#### [WHAT NEEDS TO BE DONE]
Write out each record below exactly as it appears, with no pictures.

** start of MATERIAL PROVIDED **

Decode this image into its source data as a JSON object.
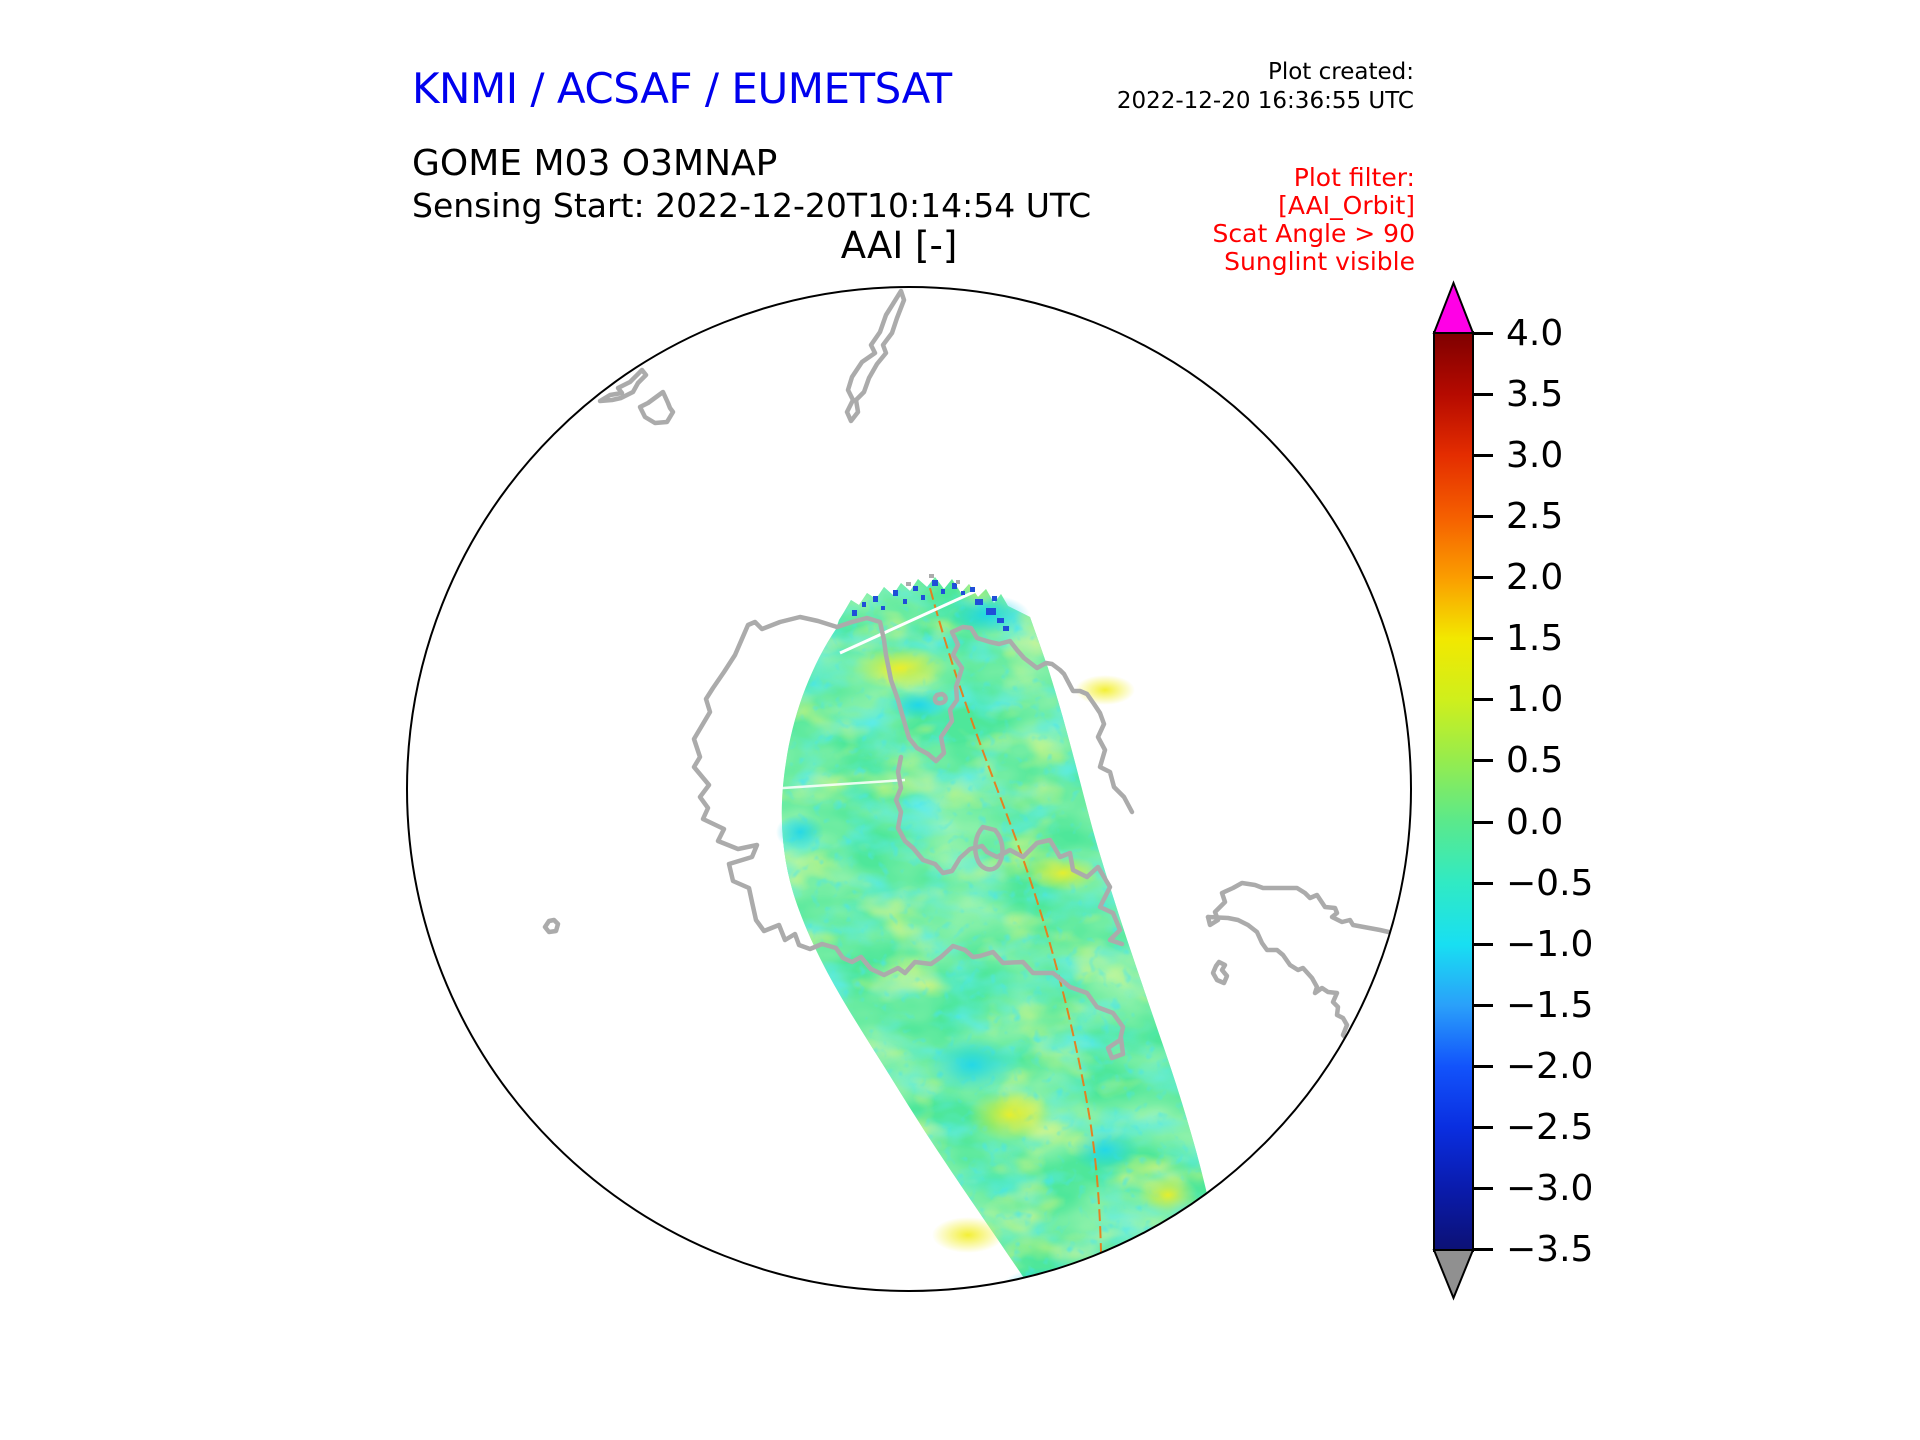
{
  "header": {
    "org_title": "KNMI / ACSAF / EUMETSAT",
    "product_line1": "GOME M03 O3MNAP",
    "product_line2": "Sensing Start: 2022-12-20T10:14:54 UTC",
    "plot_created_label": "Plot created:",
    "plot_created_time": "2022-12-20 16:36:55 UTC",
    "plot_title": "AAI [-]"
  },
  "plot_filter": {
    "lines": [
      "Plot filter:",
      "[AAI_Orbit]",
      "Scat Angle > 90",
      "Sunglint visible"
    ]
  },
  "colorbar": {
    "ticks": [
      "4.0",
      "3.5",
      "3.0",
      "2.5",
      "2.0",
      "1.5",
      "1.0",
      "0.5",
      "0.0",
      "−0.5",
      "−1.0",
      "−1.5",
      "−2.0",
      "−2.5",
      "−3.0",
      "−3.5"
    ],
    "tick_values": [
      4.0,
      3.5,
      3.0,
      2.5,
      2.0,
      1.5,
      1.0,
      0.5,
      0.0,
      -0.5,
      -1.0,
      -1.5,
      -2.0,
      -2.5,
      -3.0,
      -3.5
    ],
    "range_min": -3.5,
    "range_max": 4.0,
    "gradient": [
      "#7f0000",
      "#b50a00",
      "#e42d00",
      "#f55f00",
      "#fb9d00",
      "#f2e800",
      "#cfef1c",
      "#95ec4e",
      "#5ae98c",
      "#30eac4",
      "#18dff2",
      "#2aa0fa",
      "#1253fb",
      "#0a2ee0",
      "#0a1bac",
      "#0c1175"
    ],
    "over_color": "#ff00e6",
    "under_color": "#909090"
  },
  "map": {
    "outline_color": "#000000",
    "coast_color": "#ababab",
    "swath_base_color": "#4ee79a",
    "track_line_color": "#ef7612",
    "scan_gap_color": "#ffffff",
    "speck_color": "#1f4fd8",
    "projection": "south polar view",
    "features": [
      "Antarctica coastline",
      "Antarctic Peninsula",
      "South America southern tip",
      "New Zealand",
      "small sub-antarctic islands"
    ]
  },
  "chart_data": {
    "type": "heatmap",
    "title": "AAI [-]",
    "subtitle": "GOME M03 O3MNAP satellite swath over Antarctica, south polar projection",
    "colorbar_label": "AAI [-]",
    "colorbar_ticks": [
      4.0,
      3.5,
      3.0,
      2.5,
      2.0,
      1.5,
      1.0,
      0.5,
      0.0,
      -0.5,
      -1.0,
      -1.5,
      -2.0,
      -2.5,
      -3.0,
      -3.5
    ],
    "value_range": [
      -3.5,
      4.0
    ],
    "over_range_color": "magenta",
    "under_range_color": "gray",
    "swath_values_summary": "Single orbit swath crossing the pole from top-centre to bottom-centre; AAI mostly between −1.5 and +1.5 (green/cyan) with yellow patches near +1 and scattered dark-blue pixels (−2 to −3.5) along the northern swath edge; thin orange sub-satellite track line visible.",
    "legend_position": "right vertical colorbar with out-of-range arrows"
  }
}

** end of MATERIAL PROVIDED **

#### [RESPONSE]
Decode this image into its source data as a JSON object.
{
  "header": {
    "org_title": "KNMI / ACSAF / EUMETSAT",
    "product_line1": "GOME M03 O3MNAP",
    "product_line2": "Sensing Start: 2022-12-20T10:14:54 UTC",
    "plot_created_label": "Plot created:",
    "plot_created_time": "2022-12-20 16:36:55 UTC",
    "plot_title": "AAI [-]"
  },
  "plot_filter": {
    "lines": [
      "Plot filter:",
      "[AAI_Orbit]",
      "Scat Angle > 90",
      "Sunglint visible"
    ]
  },
  "colorbar": {
    "ticks": [
      "4.0",
      "3.5",
      "3.0",
      "2.5",
      "2.0",
      "1.5",
      "1.0",
      "0.5",
      "0.0",
      "−0.5",
      "−1.0",
      "−1.5",
      "−2.0",
      "−2.5",
      "−3.0",
      "−3.5"
    ],
    "tick_values": [
      4.0,
      3.5,
      3.0,
      2.5,
      2.0,
      1.5,
      1.0,
      0.5,
      0.0,
      -0.5,
      -1.0,
      -1.5,
      -2.0,
      -2.5,
      -3.0,
      -3.5
    ],
    "range_min": -3.5,
    "range_max": 4.0,
    "gradient": [
      "#7f0000",
      "#b50a00",
      "#e42d00",
      "#f55f00",
      "#fb9d00",
      "#f2e800",
      "#cfef1c",
      "#95ec4e",
      "#5ae98c",
      "#30eac4",
      "#18dff2",
      "#2aa0fa",
      "#1253fb",
      "#0a2ee0",
      "#0a1bac",
      "#0c1175"
    ],
    "over_color": "#ff00e6",
    "under_color": "#909090"
  },
  "map": {
    "outline_color": "#000000",
    "coast_color": "#ababab",
    "swath_base_color": "#4ee79a",
    "track_line_color": "#ef7612",
    "scan_gap_color": "#ffffff",
    "speck_color": "#1f4fd8",
    "projection": "south polar view",
    "features": [
      "Antarctica coastline",
      "Antarctic Peninsula",
      "South America southern tip",
      "New Zealand",
      "small sub-antarctic islands"
    ]
  },
  "chart_data": {
    "type": "heatmap",
    "title": "AAI [-]",
    "subtitle": "GOME M03 O3MNAP satellite swath over Antarctica, south polar projection",
    "colorbar_label": "AAI [-]",
    "colorbar_ticks": [
      4.0,
      3.5,
      3.0,
      2.5,
      2.0,
      1.5,
      1.0,
      0.5,
      0.0,
      -0.5,
      -1.0,
      -1.5,
      -2.0,
      -2.5,
      -3.0,
      -3.5
    ],
    "value_range": [
      -3.5,
      4.0
    ],
    "over_range_color": "magenta",
    "under_range_color": "gray",
    "swath_values_summary": "Single orbit swath crossing the pole from top-centre to bottom-centre; AAI mostly between −1.5 and +1.5 (green/cyan) with yellow patches near +1 and scattered dark-blue pixels (−2 to −3.5) along the northern swath edge; thin orange sub-satellite track line visible.",
    "legend_position": "right vertical colorbar with out-of-range arrows"
  }
}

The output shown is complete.